▶ _EXERCISE REQUIREMENTS_
Copy the records below exactly, from the line containing "Read out every word on this page." through the last line, and leave out every picture.

==*==

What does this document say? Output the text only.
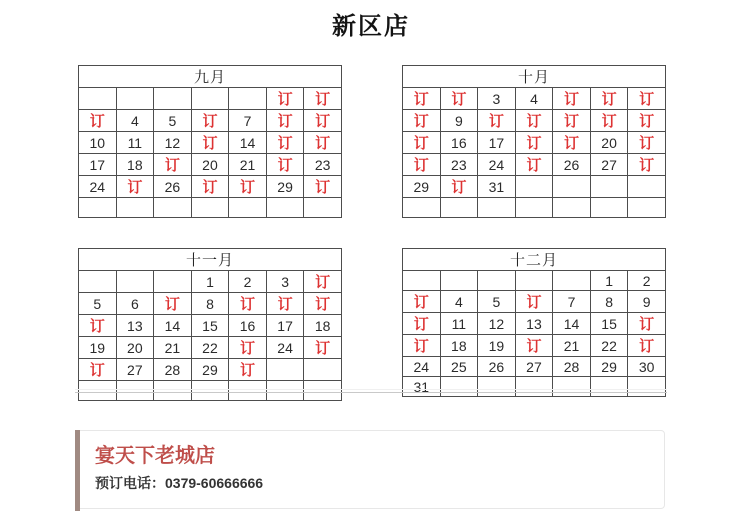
新区店
九月						
					订	订
订	4	5	订	7	订	订
10	11	12	订	14	订	订
17	18	订	20	21	订	23
24	订	26	订	订	29	订

十月						
订	订	3	4	订	订	订
订	9	订	订	订	订	订
订	16	17	订	订	20	订
订	23	24	订	26	27	订
29	订	31				

十一月						
			1	2	3	订
5	6	订	8	订	订	订
订	13	14	15	16	17	18
19	20	21	22	订	24	订
订	27	28	29	订		

十二月						
					1	2
订	4	5	订	7	8	9
订	11	12	13	14	15	订
订	18	19	订	21	22	订
24	25	26	27	28	29	30
31						
宴天下老城店
预订电话：0379-60666666
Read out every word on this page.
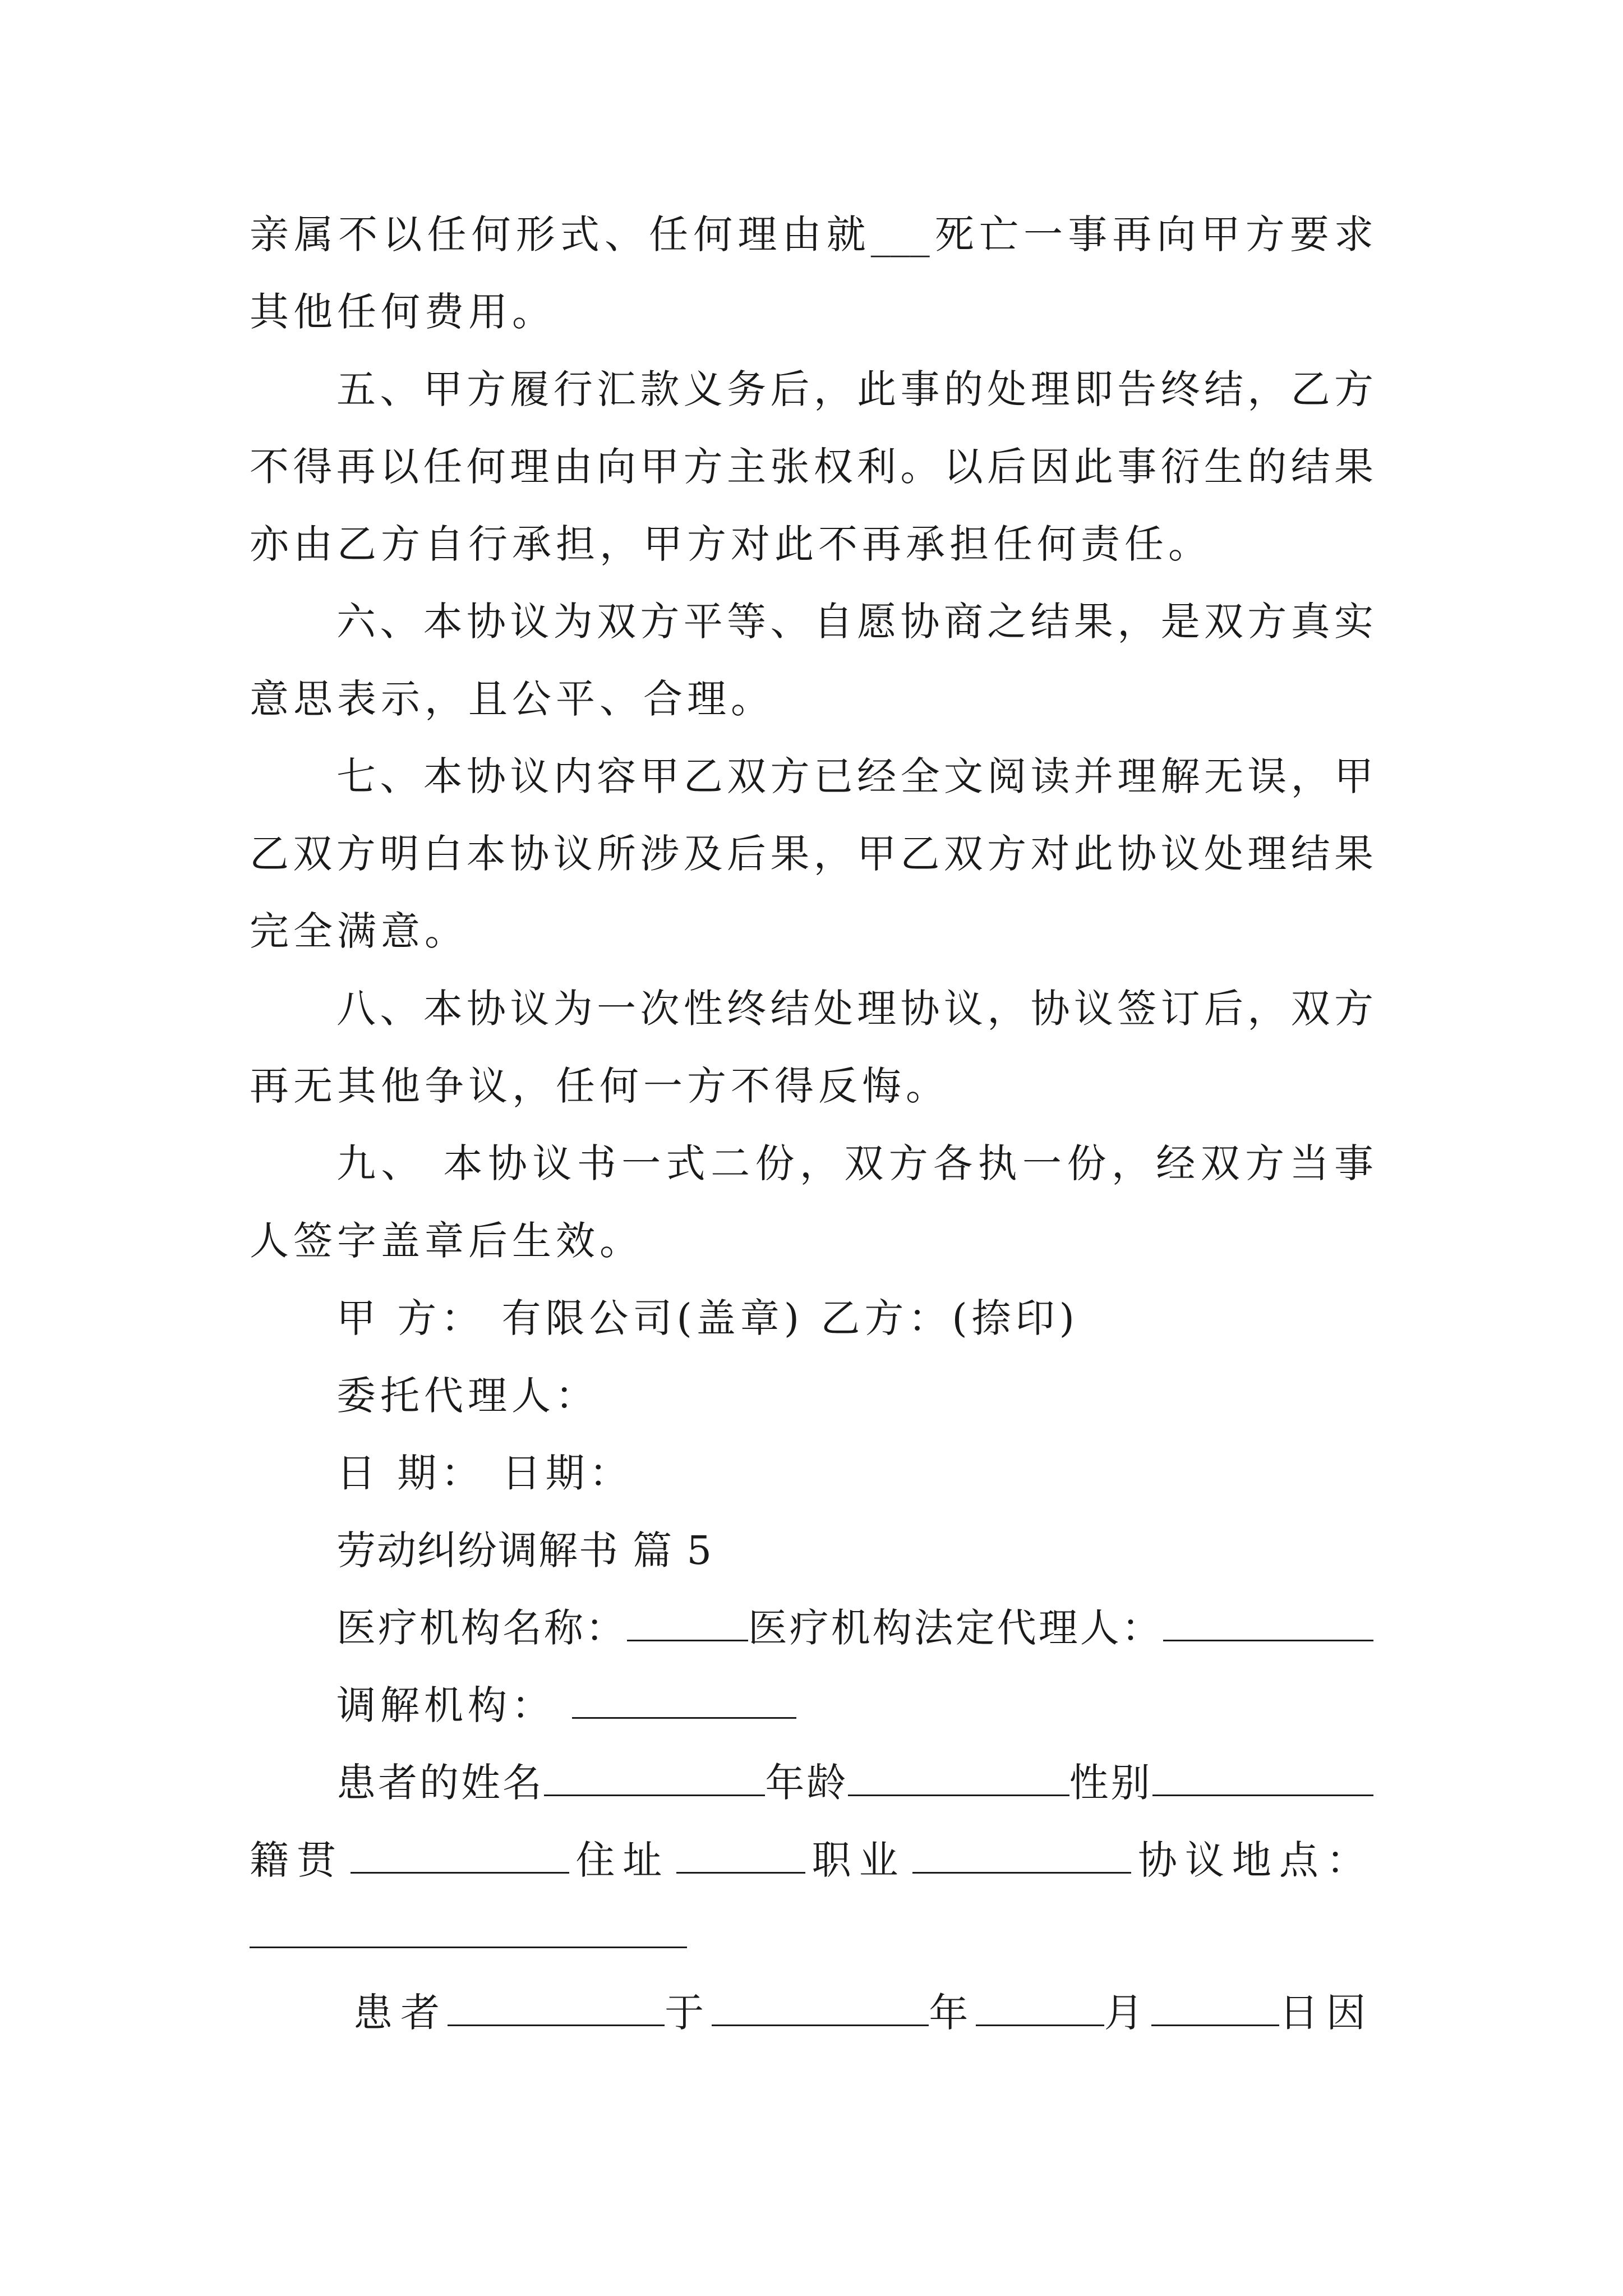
亲属不以任何形式、任何理由就___死亡一事再向甲方要求
其他任何费用。
五、甲方履行汇款义务后，此事的处理即告终结，乙方
不得再以任何理由向甲方主张权利。以后因此事衍生的结果
亦由乙方自行承担，甲方对此不再承担任何责任。
六、本协议为双方平等、自愿协商之结果，是双方真实
意思表示，且公平、合理。
七、本协议内容甲乙双方已经全文阅读并理解无误，甲
乙双方明白本协议所涉及后果，甲乙双方对此协议处理结果
完全满意。
八、本协议为一次性终结处理协议，协议签订后，双方
再无其他争议，任何一方不得反悔。
九、 本协议书一式二份，双方各执一份，经双方当事
人签字盖章后生效。
甲 方： 有限公司(盖章) 乙方：(捺印)
委托代理人：
日 期： 日期：
劳动纠纷调解书 篇 5
医疗机构名称：	医疗机构法定代理人：
调解机构：
患者的姓名	年龄	性别
籍贯	住址	职业	协议地点：
患者	于	年	月	日因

==*==

▶ _EXERCISE SOLUTION_
Read out every word on this page.
亲属不以任何形式、任何理由就___死亡一事再向甲方要求
其他任何费用。
五、甲方履行汇款义务后，此事的处理即告终结，乙方
不得再以任何理由向甲方主张权利。以后因此事衍生的结果
亦由乙方自行承担，甲方对此不再承担任何责任。
六、本协议为双方平等、自愿协商之结果，是双方真实
意思表示，且公平、合理。
七、本协议内容甲乙双方已经全文阅读并理解无误，甲
乙双方明白本协议所涉及后果，甲乙双方对此协议处理结果
完全满意。
八、本协议为一次性终结处理协议，协议签订后，双方
再无其他争议，任何一方不得反悔。
九、 本协议书一式二份，双方各执一份，经双方当事
人签字盖章后生效。
甲 方： 有限公司(盖章) 乙方：(捺印)
委托代理人：
日 期： 日期：
劳动纠纷调解书 篇 5
医疗机构名称：	医疗机构法定代理人：
调解机构：
患者的姓名	年龄	性别
籍贯	住址	职业	协议地点：
患者	于	年	月	日因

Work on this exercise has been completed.